— start DATASET ROWS —

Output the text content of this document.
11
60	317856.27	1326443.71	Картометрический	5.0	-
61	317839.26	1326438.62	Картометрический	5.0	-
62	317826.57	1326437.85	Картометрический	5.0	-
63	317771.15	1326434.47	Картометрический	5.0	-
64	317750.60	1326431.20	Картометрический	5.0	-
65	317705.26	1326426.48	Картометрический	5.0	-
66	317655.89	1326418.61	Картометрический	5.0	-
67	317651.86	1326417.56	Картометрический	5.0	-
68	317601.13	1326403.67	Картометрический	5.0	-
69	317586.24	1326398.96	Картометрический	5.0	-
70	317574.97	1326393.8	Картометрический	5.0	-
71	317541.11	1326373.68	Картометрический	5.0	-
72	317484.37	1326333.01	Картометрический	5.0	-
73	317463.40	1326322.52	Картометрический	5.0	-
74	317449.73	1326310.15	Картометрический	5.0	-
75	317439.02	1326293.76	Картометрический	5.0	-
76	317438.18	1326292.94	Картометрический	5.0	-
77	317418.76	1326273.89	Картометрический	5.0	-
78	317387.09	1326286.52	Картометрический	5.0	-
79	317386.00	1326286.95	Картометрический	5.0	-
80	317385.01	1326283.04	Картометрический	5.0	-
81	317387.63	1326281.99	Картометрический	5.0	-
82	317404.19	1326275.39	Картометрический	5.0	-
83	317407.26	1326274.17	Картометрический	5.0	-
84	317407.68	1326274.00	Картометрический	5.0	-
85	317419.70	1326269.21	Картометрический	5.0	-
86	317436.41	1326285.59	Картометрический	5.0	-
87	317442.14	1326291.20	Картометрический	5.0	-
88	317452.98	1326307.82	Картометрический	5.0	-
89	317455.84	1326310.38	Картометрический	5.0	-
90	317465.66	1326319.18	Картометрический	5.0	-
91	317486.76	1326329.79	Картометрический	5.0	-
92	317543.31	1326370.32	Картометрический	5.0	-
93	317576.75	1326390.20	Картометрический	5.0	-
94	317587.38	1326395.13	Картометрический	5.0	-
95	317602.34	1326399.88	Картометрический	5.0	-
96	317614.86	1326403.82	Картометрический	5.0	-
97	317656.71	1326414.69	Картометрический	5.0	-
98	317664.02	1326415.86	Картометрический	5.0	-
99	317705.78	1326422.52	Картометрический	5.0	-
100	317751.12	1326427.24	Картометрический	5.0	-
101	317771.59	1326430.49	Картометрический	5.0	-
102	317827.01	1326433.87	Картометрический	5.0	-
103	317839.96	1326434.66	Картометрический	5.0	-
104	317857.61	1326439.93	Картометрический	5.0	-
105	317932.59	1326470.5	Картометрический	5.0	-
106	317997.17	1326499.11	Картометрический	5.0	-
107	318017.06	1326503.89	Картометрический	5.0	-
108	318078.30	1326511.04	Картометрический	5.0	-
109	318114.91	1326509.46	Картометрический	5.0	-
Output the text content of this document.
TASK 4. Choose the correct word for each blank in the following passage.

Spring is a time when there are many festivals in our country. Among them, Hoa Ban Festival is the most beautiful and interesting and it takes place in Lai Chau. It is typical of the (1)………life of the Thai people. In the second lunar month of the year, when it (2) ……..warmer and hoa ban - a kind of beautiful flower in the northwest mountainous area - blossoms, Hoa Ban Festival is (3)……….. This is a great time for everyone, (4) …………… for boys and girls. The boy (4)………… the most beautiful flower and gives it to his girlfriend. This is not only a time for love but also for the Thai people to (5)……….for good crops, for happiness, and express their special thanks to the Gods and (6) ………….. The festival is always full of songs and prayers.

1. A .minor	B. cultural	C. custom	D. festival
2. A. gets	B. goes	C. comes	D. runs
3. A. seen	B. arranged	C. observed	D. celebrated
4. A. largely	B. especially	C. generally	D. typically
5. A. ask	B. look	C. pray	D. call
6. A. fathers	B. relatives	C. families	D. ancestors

— end DATASET ROWS —

= YOUR TASK =
Search the preceding listing for "festival" and extract every line where it is found.

= ANSWER IN FULL =
Spring is a time when there are many festivals in our country. Among them, Hoa Ban Festival is the most beautiful and interesting and it takes place in Lai Chau. It is typical of the (1)………life of the Thai people. In the second lunar month of the year, when it (2) ……..warmer and hoa ban - a kind of beautiful flower in the northwest mountainous area - blossoms, Hoa Ban Festival is (3)……….. This is a great time for everyone, (4) …………… for boys and girls. The boy (4)………… the most beautiful flower and gives it to his girlfriend. This is not only a time for love but also for the Thai people to (5)……….for good crops, for happiness, and express their special thanks to the Gods and (6) ………….. The festival is always full of songs and prayers.
1. A .minor	B. cultural	C. custom	D. festival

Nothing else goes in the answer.